▶ [WRITTEN INSTRUCTION]: Rewrite the lines from the one containing "Patent image size: (1007, 969)." through the end of the excerpt, replacing "schematic" with "diagram" and leaving everything else unchanged.

Dataset excerpt
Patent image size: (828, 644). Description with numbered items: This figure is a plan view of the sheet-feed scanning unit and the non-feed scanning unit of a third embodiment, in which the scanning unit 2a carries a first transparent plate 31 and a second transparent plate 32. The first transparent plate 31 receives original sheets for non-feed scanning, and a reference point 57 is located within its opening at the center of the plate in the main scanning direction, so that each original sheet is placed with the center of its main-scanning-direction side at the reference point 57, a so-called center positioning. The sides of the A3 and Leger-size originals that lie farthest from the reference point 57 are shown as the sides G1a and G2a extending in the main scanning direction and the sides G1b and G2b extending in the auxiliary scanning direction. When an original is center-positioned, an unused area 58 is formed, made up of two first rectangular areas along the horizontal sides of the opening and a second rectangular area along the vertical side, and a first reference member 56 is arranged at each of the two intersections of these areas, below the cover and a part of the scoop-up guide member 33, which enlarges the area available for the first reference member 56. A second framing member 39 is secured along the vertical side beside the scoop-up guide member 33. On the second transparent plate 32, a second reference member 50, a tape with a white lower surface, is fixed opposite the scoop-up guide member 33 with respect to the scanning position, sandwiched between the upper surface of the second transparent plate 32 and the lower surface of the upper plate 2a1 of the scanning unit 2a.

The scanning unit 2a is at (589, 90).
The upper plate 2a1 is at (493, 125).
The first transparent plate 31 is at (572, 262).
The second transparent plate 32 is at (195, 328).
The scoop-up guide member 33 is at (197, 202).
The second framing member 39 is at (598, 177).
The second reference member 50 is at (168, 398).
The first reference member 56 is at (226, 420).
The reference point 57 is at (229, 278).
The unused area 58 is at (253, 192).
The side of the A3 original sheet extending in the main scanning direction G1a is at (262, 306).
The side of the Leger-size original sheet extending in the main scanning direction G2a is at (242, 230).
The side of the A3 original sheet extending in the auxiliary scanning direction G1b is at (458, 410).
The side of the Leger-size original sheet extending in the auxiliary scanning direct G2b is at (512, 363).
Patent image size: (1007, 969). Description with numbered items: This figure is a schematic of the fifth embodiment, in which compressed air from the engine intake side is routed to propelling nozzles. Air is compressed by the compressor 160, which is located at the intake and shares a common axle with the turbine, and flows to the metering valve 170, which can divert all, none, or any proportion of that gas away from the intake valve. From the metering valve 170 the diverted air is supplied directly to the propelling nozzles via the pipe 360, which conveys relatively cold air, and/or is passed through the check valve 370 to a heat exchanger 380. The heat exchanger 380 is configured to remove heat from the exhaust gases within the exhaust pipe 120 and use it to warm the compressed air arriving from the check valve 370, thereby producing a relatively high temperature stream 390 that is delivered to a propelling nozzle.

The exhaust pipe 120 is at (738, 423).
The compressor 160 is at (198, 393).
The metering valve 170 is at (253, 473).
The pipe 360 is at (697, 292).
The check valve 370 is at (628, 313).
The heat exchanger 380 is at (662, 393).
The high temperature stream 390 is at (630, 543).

▶ [RESULT FOR THIS TASK]:
Patent image size: (1007, 969). Description with numbered items: This figure is a diagram of the fifth embodiment, in which compressed air from the engine intake side is routed to propelling nozzles. Air is compressed by the compressor 160, which is located at the intake and shares a common axle with the turbine, and flows to the metering valve 170, which can divert all, none, or any proportion of that gas away from the intake valve. From the metering valve 170 the diverted air is supplied directly to the propelling nozzles via the pipe 360, which conveys relatively cold air, and/or is passed through the check valve 370 to a heat exchanger 380. The heat exchanger 380 is configured to remove heat from the exhaust gases within the exhaust pipe 120 and use it to warm the compressed air arriving from the check valve 370, thereby producing a relatively high temperature stream 390 that is delivered to a propelling nozzle.

The exhaust pipe 120 is at (738, 423).
The compressor 160 is at (198, 393).
The metering valve 170 is at (253, 473).
The pipe 360 is at (697, 292).
The check valve 370 is at (628, 313).
The heat exchanger 380 is at (662, 393).
The high temperature stream 390 is at (630, 543).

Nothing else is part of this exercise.